▼▼▼
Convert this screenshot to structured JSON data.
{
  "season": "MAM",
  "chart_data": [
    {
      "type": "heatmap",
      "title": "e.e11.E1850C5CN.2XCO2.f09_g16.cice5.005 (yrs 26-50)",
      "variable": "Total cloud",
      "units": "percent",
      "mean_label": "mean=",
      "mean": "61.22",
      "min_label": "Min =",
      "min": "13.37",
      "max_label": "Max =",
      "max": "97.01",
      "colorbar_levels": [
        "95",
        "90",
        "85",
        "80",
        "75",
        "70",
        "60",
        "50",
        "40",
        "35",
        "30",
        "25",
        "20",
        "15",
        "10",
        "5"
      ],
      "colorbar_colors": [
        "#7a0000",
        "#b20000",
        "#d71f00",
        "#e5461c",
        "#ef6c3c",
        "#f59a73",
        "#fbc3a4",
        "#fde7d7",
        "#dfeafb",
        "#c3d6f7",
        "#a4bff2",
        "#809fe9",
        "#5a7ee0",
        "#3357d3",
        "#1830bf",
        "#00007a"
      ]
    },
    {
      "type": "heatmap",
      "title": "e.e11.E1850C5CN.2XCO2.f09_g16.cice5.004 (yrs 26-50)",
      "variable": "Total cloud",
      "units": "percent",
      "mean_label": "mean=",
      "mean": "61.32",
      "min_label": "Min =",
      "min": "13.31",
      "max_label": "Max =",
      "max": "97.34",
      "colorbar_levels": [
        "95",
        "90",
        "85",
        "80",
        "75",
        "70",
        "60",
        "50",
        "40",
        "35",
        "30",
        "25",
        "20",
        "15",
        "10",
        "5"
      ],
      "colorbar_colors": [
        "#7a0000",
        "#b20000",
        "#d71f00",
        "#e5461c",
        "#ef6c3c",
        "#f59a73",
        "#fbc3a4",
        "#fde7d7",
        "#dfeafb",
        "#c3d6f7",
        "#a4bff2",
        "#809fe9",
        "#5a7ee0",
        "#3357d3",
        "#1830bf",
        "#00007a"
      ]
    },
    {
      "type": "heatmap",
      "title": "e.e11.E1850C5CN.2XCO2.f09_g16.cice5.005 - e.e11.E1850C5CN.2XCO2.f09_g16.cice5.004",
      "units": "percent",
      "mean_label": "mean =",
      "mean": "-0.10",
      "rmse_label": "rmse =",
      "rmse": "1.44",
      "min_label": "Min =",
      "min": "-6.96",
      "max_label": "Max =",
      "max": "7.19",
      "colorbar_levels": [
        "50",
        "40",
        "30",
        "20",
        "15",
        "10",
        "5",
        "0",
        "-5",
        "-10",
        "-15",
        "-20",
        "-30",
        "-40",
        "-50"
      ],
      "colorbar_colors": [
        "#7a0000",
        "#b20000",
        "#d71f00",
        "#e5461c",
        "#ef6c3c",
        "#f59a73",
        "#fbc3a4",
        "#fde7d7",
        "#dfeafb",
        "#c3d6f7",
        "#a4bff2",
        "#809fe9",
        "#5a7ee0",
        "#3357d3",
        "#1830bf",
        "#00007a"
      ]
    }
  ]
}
▲▲▲
• _REQUIREMENTS_: Return all the data above once more, precisely as given.

• _EXERCISE ANSWER_:
Convert this screenshot to structured JSON data.
{
  "season": "MAM",
  "chart_data": [
    {
      "type": "heatmap",
      "title": "e.e11.E1850C5CN.2XCO2.f09_g16.cice5.005 (yrs 26-50)",
      "variable": "Total cloud",
      "units": "percent",
      "mean_label": "mean=",
      "mean": "61.22",
      "min_label": "Min =",
      "min": "13.37",
      "max_label": "Max =",
      "max": "97.01",
      "colorbar_levels": [
        "95",
        "90",
        "85",
        "80",
        "75",
        "70",
        "60",
        "50",
        "40",
        "35",
        "30",
        "25",
        "20",
        "15",
        "10",
        "5"
      ],
      "colorbar_colors": [
        "#7a0000",
        "#b20000",
        "#d71f00",
        "#e5461c",
        "#ef6c3c",
        "#f59a73",
        "#fbc3a4",
        "#fde7d7",
        "#dfeafb",
        "#c3d6f7",
        "#a4bff2",
        "#809fe9",
        "#5a7ee0",
        "#3357d3",
        "#1830bf",
        "#00007a"
      ]
    },
    {
      "type": "heatmap",
      "title": "e.e11.E1850C5CN.2XCO2.f09_g16.cice5.004 (yrs 26-50)",
      "variable": "Total cloud",
      "units": "percent",
      "mean_label": "mean=",
      "mean": "61.32",
      "min_label": "Min =",
      "min": "13.31",
      "max_label": "Max =",
      "max": "97.34",
      "colorbar_levels": [
        "95",
        "90",
        "85",
        "80",
        "75",
        "70",
        "60",
        "50",
        "40",
        "35",
        "30",
        "25",
        "20",
        "15",
        "10",
        "5"
      ],
      "colorbar_colors": [
        "#7a0000",
        "#b20000",
        "#d71f00",
        "#e5461c",
        "#ef6c3c",
        "#f59a73",
        "#fbc3a4",
        "#fde7d7",
        "#dfeafb",
        "#c3d6f7",
        "#a4bff2",
        "#809fe9",
        "#5a7ee0",
        "#3357d3",
        "#1830bf",
        "#00007a"
      ]
    },
    {
      "type": "heatmap",
      "title": "e.e11.E1850C5CN.2XCO2.f09_g16.cice5.005 - e.e11.E1850C5CN.2XCO2.f09_g16.cice5.004",
      "units": "percent",
      "mean_label": "mean =",
      "mean": "-0.10",
      "rmse_label": "rmse =",
      "rmse": "1.44",
      "min_label": "Min =",
      "min": "-6.96",
      "max_label": "Max =",
      "max": "7.19",
      "colorbar_levels": [
        "50",
        "40",
        "30",
        "20",
        "15",
        "10",
        "5",
        "0",
        "-5",
        "-10",
        "-15",
        "-20",
        "-30",
        "-40",
        "-50"
      ],
      "colorbar_colors": [
        "#7a0000",
        "#b20000",
        "#d71f00",
        "#e5461c",
        "#ef6c3c",
        "#f59a73",
        "#fbc3a4",
        "#fde7d7",
        "#dfeafb",
        "#c3d6f7",
        "#a4bff2",
        "#809fe9",
        "#5a7ee0",
        "#3357d3",
        "#1830bf",
        "#00007a"
      ]
    }
  ]
}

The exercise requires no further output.